Layout annotation rows:
____________________
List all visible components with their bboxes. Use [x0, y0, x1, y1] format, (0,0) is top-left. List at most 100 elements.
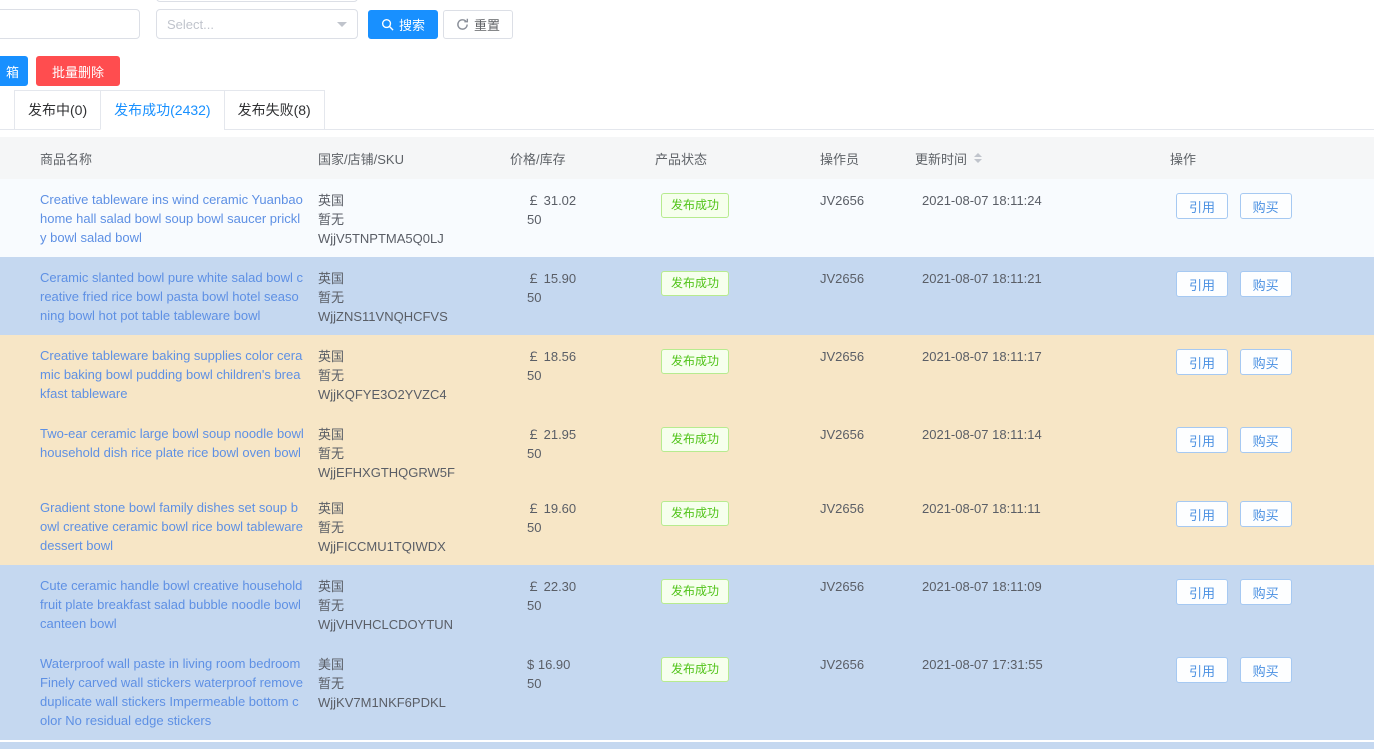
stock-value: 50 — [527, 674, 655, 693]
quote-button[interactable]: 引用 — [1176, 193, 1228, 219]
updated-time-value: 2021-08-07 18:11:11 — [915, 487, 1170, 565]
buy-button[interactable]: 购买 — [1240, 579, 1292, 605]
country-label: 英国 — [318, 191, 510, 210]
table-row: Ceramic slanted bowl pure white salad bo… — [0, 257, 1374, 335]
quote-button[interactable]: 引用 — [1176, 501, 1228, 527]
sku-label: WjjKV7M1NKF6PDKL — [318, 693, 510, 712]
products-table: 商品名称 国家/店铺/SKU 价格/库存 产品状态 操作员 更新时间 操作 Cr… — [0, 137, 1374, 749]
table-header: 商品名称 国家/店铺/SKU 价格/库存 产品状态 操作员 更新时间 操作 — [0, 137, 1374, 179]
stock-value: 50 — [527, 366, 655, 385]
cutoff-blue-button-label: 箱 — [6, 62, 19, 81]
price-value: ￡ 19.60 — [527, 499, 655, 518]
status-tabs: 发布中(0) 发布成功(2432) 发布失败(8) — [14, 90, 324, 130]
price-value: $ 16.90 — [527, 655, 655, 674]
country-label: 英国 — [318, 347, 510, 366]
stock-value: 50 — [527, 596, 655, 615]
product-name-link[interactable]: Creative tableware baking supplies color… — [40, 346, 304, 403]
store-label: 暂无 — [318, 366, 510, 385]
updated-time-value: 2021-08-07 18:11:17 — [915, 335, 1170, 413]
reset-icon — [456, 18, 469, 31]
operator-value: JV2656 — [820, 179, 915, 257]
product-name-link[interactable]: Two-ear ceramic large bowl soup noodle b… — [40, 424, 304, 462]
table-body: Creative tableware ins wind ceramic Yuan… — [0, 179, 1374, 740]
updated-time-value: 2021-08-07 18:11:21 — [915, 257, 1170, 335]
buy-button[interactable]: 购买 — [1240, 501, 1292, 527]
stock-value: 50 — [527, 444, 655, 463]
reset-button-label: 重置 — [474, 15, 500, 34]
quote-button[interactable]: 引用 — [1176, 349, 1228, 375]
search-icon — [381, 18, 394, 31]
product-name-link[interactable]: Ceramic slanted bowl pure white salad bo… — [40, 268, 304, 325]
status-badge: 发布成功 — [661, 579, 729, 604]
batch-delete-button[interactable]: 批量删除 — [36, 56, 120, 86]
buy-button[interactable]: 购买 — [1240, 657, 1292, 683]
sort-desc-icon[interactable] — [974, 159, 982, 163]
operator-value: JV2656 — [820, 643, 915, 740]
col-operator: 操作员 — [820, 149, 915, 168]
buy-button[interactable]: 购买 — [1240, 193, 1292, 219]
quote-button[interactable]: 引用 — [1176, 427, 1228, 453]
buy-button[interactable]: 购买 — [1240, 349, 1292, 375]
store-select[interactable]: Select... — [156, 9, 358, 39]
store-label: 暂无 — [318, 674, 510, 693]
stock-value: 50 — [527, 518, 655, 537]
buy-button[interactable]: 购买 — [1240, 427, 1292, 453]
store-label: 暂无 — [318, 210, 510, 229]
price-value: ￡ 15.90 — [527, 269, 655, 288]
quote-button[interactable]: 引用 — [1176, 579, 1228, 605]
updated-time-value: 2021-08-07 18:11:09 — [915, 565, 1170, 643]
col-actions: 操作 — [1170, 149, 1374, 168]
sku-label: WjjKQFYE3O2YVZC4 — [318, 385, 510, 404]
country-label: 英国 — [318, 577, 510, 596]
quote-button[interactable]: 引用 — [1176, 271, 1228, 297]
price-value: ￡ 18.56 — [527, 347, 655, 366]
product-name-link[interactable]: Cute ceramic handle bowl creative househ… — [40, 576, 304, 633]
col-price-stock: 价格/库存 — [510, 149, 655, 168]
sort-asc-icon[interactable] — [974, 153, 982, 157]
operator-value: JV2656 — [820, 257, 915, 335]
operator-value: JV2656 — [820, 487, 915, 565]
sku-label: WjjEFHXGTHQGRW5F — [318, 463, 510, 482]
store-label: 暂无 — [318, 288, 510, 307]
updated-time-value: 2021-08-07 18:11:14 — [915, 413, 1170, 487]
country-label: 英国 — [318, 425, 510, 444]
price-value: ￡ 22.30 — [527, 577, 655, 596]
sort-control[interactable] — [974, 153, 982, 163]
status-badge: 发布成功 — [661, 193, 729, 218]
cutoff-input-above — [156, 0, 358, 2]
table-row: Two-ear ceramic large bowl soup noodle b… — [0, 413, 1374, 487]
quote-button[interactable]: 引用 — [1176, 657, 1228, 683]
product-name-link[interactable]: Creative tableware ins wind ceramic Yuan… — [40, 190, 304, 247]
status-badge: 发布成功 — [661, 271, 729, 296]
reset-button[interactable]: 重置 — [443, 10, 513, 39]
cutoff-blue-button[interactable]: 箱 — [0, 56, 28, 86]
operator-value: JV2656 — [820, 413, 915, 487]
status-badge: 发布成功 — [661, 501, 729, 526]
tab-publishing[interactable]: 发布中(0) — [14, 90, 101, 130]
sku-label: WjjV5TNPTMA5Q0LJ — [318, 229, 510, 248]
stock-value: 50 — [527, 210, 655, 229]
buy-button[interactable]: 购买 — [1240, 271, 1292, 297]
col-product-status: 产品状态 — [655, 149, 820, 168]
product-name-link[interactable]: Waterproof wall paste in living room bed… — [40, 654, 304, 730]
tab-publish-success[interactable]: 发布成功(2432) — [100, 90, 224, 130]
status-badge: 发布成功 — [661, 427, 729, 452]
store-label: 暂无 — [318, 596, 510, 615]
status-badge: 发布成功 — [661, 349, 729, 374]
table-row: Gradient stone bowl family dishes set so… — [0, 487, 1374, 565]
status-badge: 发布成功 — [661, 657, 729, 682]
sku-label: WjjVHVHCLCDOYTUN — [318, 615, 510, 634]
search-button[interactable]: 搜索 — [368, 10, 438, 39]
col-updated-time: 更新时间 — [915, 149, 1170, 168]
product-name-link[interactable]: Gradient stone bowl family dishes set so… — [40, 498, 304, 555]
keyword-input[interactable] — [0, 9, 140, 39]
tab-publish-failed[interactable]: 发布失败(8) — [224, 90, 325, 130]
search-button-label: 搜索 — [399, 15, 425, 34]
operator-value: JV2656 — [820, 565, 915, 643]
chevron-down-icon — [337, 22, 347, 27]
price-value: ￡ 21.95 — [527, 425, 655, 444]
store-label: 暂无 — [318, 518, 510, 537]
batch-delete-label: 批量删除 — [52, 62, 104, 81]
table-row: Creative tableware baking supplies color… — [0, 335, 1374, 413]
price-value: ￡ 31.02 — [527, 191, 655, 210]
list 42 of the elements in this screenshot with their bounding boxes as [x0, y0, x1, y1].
____________________
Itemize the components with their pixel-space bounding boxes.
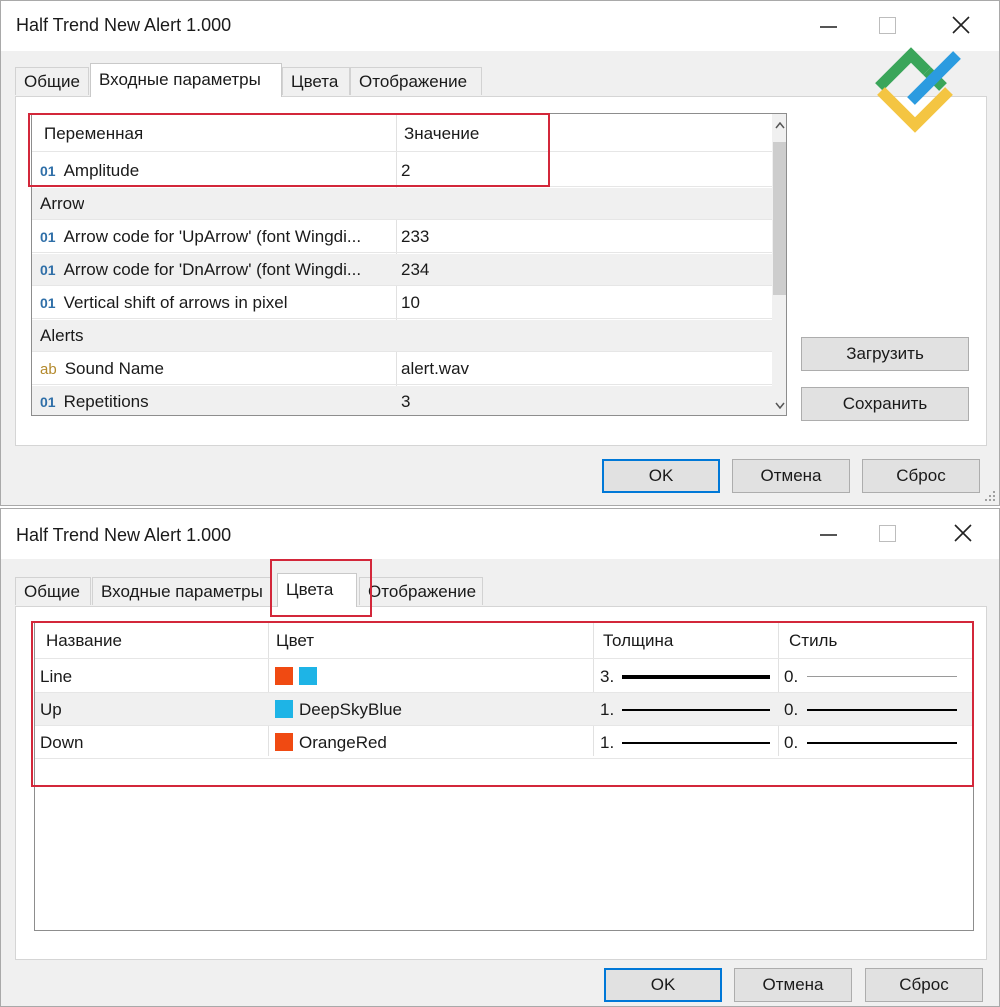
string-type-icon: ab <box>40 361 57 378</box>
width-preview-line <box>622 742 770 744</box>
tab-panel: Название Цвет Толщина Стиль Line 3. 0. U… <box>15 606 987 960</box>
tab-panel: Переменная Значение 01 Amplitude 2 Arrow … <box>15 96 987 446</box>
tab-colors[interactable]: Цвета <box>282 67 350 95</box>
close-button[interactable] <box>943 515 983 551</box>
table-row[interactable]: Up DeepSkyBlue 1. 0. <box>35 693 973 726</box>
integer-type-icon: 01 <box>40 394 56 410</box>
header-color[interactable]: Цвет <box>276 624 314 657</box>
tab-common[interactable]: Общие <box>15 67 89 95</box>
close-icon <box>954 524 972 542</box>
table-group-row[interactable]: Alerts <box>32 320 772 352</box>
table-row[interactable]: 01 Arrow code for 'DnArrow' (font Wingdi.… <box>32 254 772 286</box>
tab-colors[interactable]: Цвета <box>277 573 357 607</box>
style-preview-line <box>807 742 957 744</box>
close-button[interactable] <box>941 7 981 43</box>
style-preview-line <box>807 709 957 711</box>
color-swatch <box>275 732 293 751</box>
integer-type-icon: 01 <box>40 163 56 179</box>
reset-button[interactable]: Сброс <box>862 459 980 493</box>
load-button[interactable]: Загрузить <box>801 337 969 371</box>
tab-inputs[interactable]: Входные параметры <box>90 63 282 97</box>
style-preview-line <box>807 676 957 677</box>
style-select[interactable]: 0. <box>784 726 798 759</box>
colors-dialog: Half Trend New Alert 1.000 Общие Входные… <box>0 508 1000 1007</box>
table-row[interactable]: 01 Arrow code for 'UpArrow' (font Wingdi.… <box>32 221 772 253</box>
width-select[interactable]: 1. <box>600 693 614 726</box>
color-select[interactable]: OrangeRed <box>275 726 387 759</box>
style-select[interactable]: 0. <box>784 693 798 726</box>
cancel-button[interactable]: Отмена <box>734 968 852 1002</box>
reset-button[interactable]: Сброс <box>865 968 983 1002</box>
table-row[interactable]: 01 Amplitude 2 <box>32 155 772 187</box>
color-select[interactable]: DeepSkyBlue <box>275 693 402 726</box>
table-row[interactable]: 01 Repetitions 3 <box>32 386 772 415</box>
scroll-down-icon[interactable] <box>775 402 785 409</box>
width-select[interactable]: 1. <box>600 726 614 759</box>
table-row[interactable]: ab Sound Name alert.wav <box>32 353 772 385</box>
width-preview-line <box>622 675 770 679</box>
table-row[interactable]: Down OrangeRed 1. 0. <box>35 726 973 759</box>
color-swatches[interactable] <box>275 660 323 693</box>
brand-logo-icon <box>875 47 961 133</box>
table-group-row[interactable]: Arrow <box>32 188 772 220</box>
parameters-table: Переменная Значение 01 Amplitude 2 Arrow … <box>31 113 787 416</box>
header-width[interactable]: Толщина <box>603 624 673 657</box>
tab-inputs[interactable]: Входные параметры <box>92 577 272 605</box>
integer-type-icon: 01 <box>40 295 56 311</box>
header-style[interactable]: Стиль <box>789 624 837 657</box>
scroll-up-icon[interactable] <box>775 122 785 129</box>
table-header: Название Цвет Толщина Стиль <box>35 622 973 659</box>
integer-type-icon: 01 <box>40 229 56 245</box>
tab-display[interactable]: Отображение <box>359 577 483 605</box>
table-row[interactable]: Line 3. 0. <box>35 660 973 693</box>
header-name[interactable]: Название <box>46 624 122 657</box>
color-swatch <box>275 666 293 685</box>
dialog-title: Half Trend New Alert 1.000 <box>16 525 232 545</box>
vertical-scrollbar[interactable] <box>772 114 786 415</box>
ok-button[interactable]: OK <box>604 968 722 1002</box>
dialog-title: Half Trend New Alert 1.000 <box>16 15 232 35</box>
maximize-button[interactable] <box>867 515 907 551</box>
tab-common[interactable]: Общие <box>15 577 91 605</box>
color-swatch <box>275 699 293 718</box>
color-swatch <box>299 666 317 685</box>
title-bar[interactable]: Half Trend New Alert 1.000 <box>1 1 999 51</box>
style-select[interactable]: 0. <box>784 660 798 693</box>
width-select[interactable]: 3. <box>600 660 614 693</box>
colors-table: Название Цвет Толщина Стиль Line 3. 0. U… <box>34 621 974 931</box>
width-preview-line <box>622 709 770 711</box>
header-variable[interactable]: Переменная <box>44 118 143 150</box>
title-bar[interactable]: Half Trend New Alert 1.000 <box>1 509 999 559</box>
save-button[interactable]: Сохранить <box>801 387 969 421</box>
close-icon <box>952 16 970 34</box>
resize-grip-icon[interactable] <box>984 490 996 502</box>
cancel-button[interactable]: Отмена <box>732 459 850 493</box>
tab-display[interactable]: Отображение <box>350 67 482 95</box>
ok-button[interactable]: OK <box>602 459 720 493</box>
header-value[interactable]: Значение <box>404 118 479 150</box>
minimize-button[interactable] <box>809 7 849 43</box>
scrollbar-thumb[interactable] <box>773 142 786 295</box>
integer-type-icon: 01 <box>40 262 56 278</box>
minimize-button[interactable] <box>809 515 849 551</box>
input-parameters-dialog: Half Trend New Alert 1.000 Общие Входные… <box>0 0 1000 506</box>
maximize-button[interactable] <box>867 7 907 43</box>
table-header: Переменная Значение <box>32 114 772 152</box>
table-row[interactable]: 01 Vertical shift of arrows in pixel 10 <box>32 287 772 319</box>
____________________
JOB:
Show each line of the rows above that contains the string "发布失败". Case counts when matching.

EXPECTED ANSWER:
status-tabs: 发布中(0) 发布成功(2432) 发布失败(8) — [14, 90, 324, 130]
tab-publish-failed[interactable]: 发布失败(8) — [224, 90, 325, 130]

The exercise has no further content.